• Given task
Return the listing below verbatim. Pictures do not belong in the copy.

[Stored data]
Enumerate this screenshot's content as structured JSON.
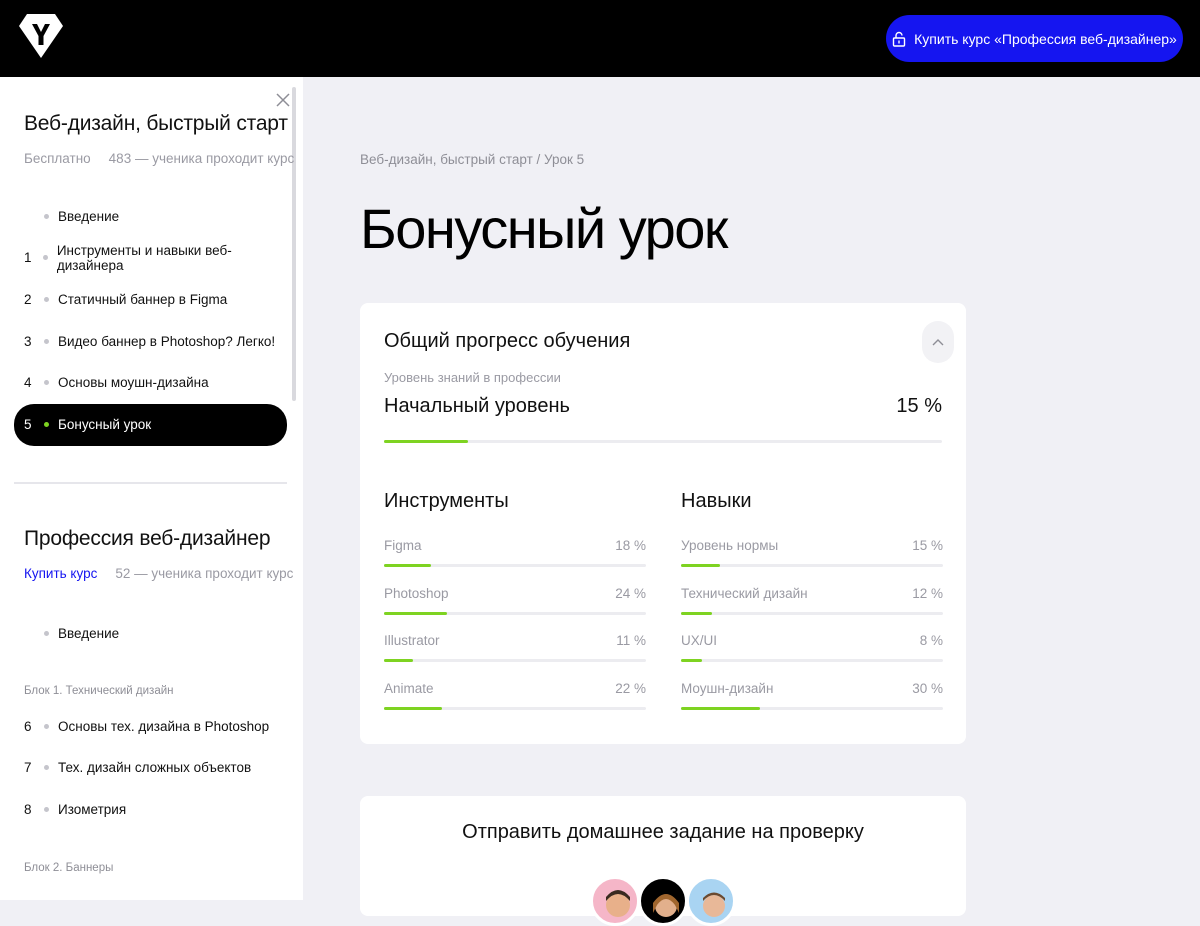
{
  "header": {
    "buy_label": "Купить курс «Профессия веб-дизайнер»"
  },
  "sidebar": {
    "course1": {
      "title": "Веб-дизайн, быстрый старт",
      "price": "Бесплатно",
      "students": "483 — ученика проходит курс",
      "lessons": [
        {
          "num": "",
          "label": "Введение"
        },
        {
          "num": "1",
          "label": "Инструменты и навыки веб-дизайнера"
        },
        {
          "num": "2",
          "label": "Статичный баннер в Figma"
        },
        {
          "num": "3",
          "label": "Видео баннер в Photoshop? Легко!"
        },
        {
          "num": "4",
          "label": "Основы моушн-дизайна"
        },
        {
          "num": "5",
          "label": "Бонусный урок"
        }
      ]
    },
    "course2": {
      "title": "Профессия веб-дизайнер",
      "buy_link": "Купить курс",
      "students": "52 — ученика проходит курс",
      "intro": "Введение",
      "block1": "Блок 1. Технический дизайн",
      "lessons_block1": [
        {
          "num": "6",
          "label": "Основы тех. дизайна в Photoshop"
        },
        {
          "num": "7",
          "label": "Тех. дизайн сложных объектов"
        },
        {
          "num": "8",
          "label": "Изометрия"
        }
      ],
      "block2": "Блок 2. Баннеры"
    }
  },
  "main": {
    "breadcrumb": "Веб-дизайн, быстрый старт / Урок 5",
    "title": "Бонусный урок",
    "progress_card": {
      "title": "Общий прогресс обучения",
      "subtitle": "Уровень знаний в профессии",
      "level": "Начальный уровень",
      "level_pct": "15 %",
      "level_value": 15,
      "tools_title": "Инструменты",
      "skills_title": "Навыки",
      "tools": [
        {
          "label": "Figma",
          "pct": "18 %",
          "value": 18
        },
        {
          "label": "Photoshop",
          "pct": "24 %",
          "value": 24
        },
        {
          "label": "Illustrator",
          "pct": "11 %",
          "value": 11
        },
        {
          "label": "Animate",
          "pct": "22 %",
          "value": 22
        }
      ],
      "skills": [
        {
          "label": "Уровень нормы",
          "pct": "15 %",
          "value": 15
        },
        {
          "label": "Технический дизайн",
          "pct": "12 %",
          "value": 12
        },
        {
          "label": "UX/UI",
          "pct": "8 %",
          "value": 8
        },
        {
          "label": "Моушн-дизайн",
          "pct": "30 %",
          "value": 30
        }
      ]
    },
    "homework_card": {
      "title": "Отправить домашнее задание на проверку"
    }
  },
  "colors": {
    "accent": "#1515f0",
    "progress": "#7ed321",
    "header_bg": "#000000"
  }
}
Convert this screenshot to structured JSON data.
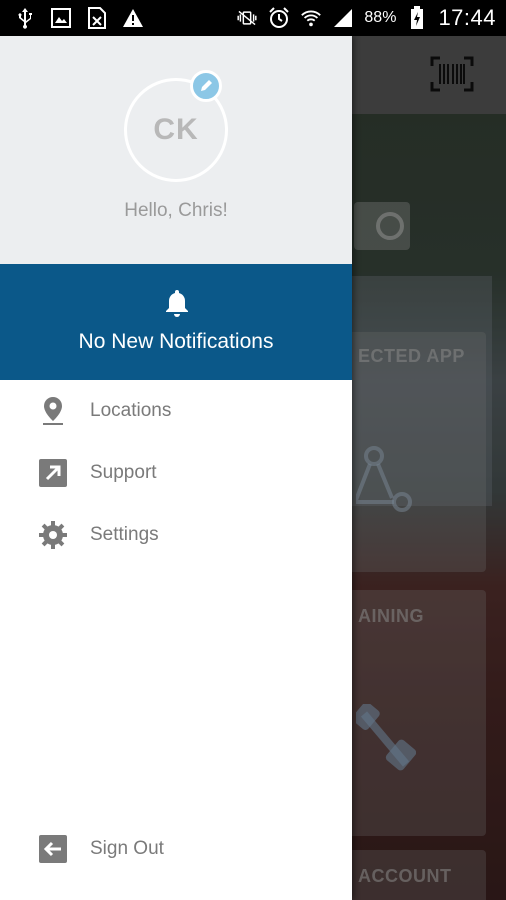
{
  "status_bar": {
    "icons_left": [
      "usb-icon",
      "image-icon",
      "sim-card-icon",
      "warning-icon"
    ],
    "icons_right": [
      "vibrate-mute-icon",
      "alarm-icon",
      "wifi-icon",
      "signal-icon"
    ],
    "battery_percent": "88%",
    "time": "17:44"
  },
  "background": {
    "card_labels": [
      "ECTED APP",
      "AINING",
      "ACCOUNT"
    ]
  },
  "drawer": {
    "avatar_initials": "CK",
    "greeting": "Hello, Chris!",
    "notifications_text": "No New Notifications",
    "menu": {
      "locations": "Locations",
      "support": "Support",
      "settings": "Settings"
    },
    "sign_out": "Sign Out"
  },
  "colors": {
    "notification_bar": "#0b5889",
    "profile_bg": "#eceef0",
    "edit_badge": "#8cc7e6",
    "menu_icon": "#7a7a7a"
  }
}
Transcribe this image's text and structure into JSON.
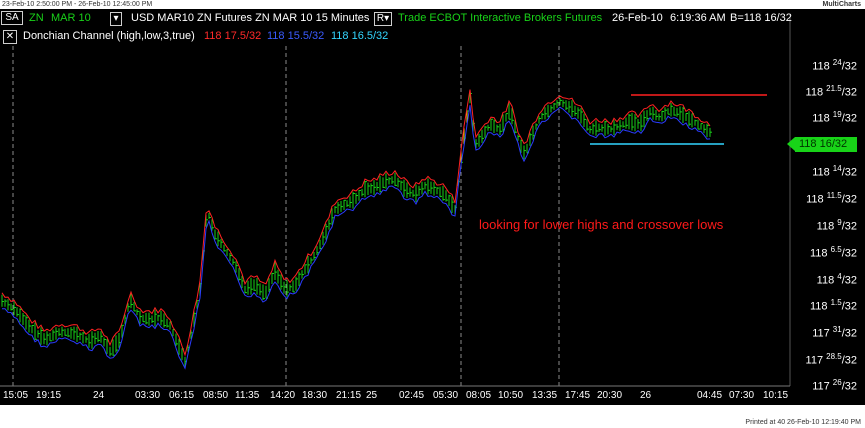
{
  "window": {
    "timestamp_left": "23-Feb-10 2:50:00 PM - 26-Feb-10 12:45:00 PM",
    "app_name": "MultiCharts"
  },
  "header": {
    "symbol_button": "SA",
    "symbol": "ZN",
    "contract": "MAR 10",
    "menu_button": "▾",
    "description": "USD MAR10 ZN Futures ZN   MAR 10  15 Minutes",
    "r_button": "R▾",
    "source": "Trade  ECBOT  Interactive Brokers   Futures",
    "date": "26-Feb-10",
    "time": "6:19:36 AM",
    "bid": "B=118 16/32"
  },
  "indicator": {
    "close_button": "✕",
    "name": "Donchian Channel  (high,low,3,true)",
    "upper": "118 17.5/32",
    "lower": "118 15.5/32",
    "mid": "118 16.5/32"
  },
  "annotation": "looking for lower highs and crossover lows",
  "price_axis": [
    {
      "base": "118 ",
      "frac": "24",
      "den": "/32"
    },
    {
      "base": "118 ",
      "frac": "21.5",
      "den": "/32"
    },
    {
      "base": "118 ",
      "frac": "19",
      "den": "/32"
    },
    {
      "base": "118 ",
      "frac": "16.5",
      "den": "/32"
    },
    {
      "base": "118 ",
      "frac": "14",
      "den": "/32"
    },
    {
      "base": "118 ",
      "frac": "11.5",
      "den": "/32"
    },
    {
      "base": "118 ",
      "frac": "9",
      "den": "/32"
    },
    {
      "base": "118 ",
      "frac": "6.5",
      "den": "/32"
    },
    {
      "base": "118 ",
      "frac": "4",
      "den": "/32"
    },
    {
      "base": "118 ",
      "frac": "1.5",
      "den": "/32"
    },
    {
      "base": "117 ",
      "frac": "31",
      "den": "/32"
    },
    {
      "base": "117 ",
      "frac": "28.5",
      "den": "/32"
    },
    {
      "base": "117 ",
      "frac": "26",
      "den": "/32"
    }
  ],
  "current_price_tag": "118 16/32",
  "time_axis": [
    "15:05",
    "19:15",
    "24",
    "03:30",
    "06:15",
    "08:50",
    "11:35",
    "14:20",
    "18:30",
    "21:15",
    "25",
    "02:45",
    "05:30",
    "08:05",
    "10:50",
    "13:35",
    "17:45",
    "20:30",
    "26",
    "04:45",
    "07:30",
    "10:15"
  ],
  "printed": "Printed at 40 26-Feb-10 12:19:40 PM",
  "colors": {
    "up": "#19d219",
    "upper_channel": "#ff2222",
    "lower_channel": "#2a3cff",
    "mid_channel": "#33d6ff",
    "background": "#000000"
  }
}
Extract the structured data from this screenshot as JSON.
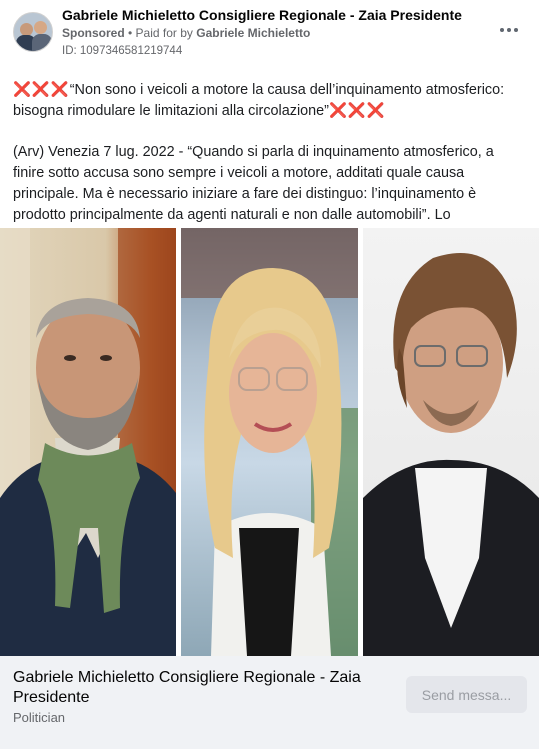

• Written answer
Enumerate this screenshot's content as structured JSON.
{
  "header": {
    "buy_label": "Купить курс «Профессия веб-дизайнер»"
  },
  "sidebar": {
    "course1": {
      "title": "Веб-дизайн, быстрый старт",
      "price": "Бесплатно",
      "students": "483 — ученика проходит курс",
      "lessons": [
        {
          "num": "",
          "label": "Введение"
        },
        {
          "num": "1",
          "label": "Инструменты и навыки веб-дизайнера"
        },
        {
          "num": "2",
          "label": "Статичный баннер в Figma"
        },
        {
          "num": "3",
          "label": "Видео баннер в Photoshop? Легко!"
        },
        {
          "num": "4",
          "label": "Основы моушн-дизайна"
        },
        {
          "num": "5",
          "label": "Бонусный урок"
        }
      ]
    },
    "course2": {
      "title": "Профессия веб-дизайнер",
      "buy_link": "Купить курс",
      "students": "52 — ученика проходит курс",
      "intro": "Введение",
      "block1": "Блок 1. Технический дизайн",
      "lessons_block1": [
        {
          "num": "6",
          "label": "Основы тех. дизайна в Photoshop"
        },
        {
          "num": "7",
          "label": "Тех. дизайн сложных объектов"
        },
        {
          "num": "8",
          "label": "Изометрия"
        }
      ],
      "block2": "Блок 2. Баннеры"
    }
  },
  "main": {
    "breadcrumb": "Веб-дизайн, быстрый старт / Урок 5",
    "title": "Бонусный урок",
    "progress_card": {
      "title": "Общий прогресс обучения",
      "subtitle": "Уровень знаний в профессии",
      "level": "Начальный уровень",
      "level_pct": "15 %",
      "level_value": 15,
      "tools_title": "Инструменты",
      "skills_title": "Навыки",
      "tools": [
        {
          "label": "Figma",
          "pct": "18 %",
          "value": 18
        },
        {
          "label": "Photoshop",
          "pct": "24 %",
          "value": 24
        },
        {
          "label": "Illustrator",
          "pct": "11 %",
          "value": 11
        },
        {
          "label": "Animate",
          "pct": "22 %",
          "value": 22
        }
      ],
      "skills": [
        {
          "label": "Уровень нормы",
          "pct": "15 %",
          "value": 15
        },
        {
          "label": "Технический дизайн",
          "pct": "12 %",
          "value": 12
        },
        {
          "label": "UX/UI",
          "pct": "8 %",
          "value": 8
        },
        {
          "label": "Моушн-дизайн",
          "pct": "30 %",
          "value": 30
        }
      ]
    },
    "homework_card": {
      "title": "Отправить домашнее задание на проверку"
    }
  },
  "colors": {
    "accent": "#1515f0",
    "progress": "#7ed321",
    "header_bg": "#000000"
  }
}
Convert this screenshot to structured JSON data.
{
  "status_bar": {
    "icons_left": [
      "usb-icon",
      "image-icon",
      "sim-card-icon",
      "warning-icon"
    ],
    "icons_right": [
      "vibrate-mute-icon",
      "alarm-icon",
      "wifi-icon",
      "signal-icon"
    ],
    "battery_percent": "88%",
    "time": "17:44"
  },
  "background": {
    "card_labels": [
      "ECTED APP",
      "AINING",
      "ACCOUNT"
    ]
  },
  "drawer": {
    "avatar_initials": "CK",
    "greeting": "Hello, Chris!",
    "notifications_text": "No New Notifications",
    "menu": {
      "locations": "Locations",
      "support": "Support",
      "settings": "Settings"
    },
    "sign_out": "Sign Out"
  },
  "colors": {
    "notification_bar": "#0b5889",
    "profile_bg": "#eceef0",
    "edit_badge": "#8cc7e6",
    "menu_icon": "#7a7a7a"
  }
}
Transcribe this image's text and structure into JSON.
{
  "window": {
    "timestamp_left": "23-Feb-10 2:50:00 PM - 26-Feb-10 12:45:00 PM",
    "app_name": "MultiCharts"
  },
  "header": {
    "symbol_button": "SA",
    "symbol": "ZN",
    "contract": "MAR 10",
    "menu_button": "▾",
    "description": "USD MAR10 ZN Futures ZN   MAR 10  15 Minutes",
    "r_button": "R▾",
    "source": "Trade  ECBOT  Interactive Brokers   Futures",
    "date": "26-Feb-10",
    "time": "6:19:36 AM",
    "bid": "B=118 16/32"
  },
  "indicator": {
    "close_button": "✕",
    "name": "Donchian Channel  (high,low,3,true)",
    "upper": "118 17.5/32",
    "lower": "118 15.5/32",
    "mid": "118 16.5/32"
  },
  "annotation": "looking for lower highs and crossover lows",
  "price_axis": [
    {
      "base": "118 ",
      "frac": "24",
      "den": "/32"
    },
    {
      "base": "118 ",
      "frac": "21.5",
      "den": "/32"
    },
    {
      "base": "118 ",
      "frac": "19",
      "den": "/32"
    },
    {
      "base": "118 ",
      "frac": "16.5",
      "den": "/32"
    },
    {
      "base": "118 ",
      "frac": "14",
      "den": "/32"
    },
    {
      "base": "118 ",
      "frac": "11.5",
      "den": "/32"
    },
    {
      "base": "118 ",
      "frac": "9",
      "den": "/32"
    },
    {
      "base": "118 ",
      "frac": "6.5",
      "den": "/32"
    },
    {
      "base": "118 ",
      "frac": "4",
      "den": "/32"
    },
    {
      "base": "118 ",
      "frac": "1.5",
      "den": "/32"
    },
    {
      "base": "117 ",
      "frac": "31",
      "den": "/32"
    },
    {
      "base": "117 ",
      "frac": "28.5",
      "den": "/32"
    },
    {
      "base": "117 ",
      "frac": "26",
      "den": "/32"
    }
  ],
  "current_price_tag": "118 16/32",
  "time_axis": [
    "15:05",
    "19:15",
    "24",
    "03:30",
    "06:15",
    "08:50",
    "11:35",
    "14:20",
    "18:30",
    "21:15",
    "25",
    "02:45",
    "05:30",
    "08:05",
    "10:50",
    "13:35",
    "17:45",
    "20:30",
    "26",
    "04:45",
    "07:30",
    "10:15"
  ],
  "printed": "Printed at 40 26-Feb-10 12:19:40 PM",
  "colors": {
    "up": "#19d219",
    "upper_channel": "#ff2222",
    "lower_channel": "#2a3cff",
    "mid_channel": "#33d6ff",
    "background": "#000000"
  }
}
Extract the structured data from this screenshot as JSON.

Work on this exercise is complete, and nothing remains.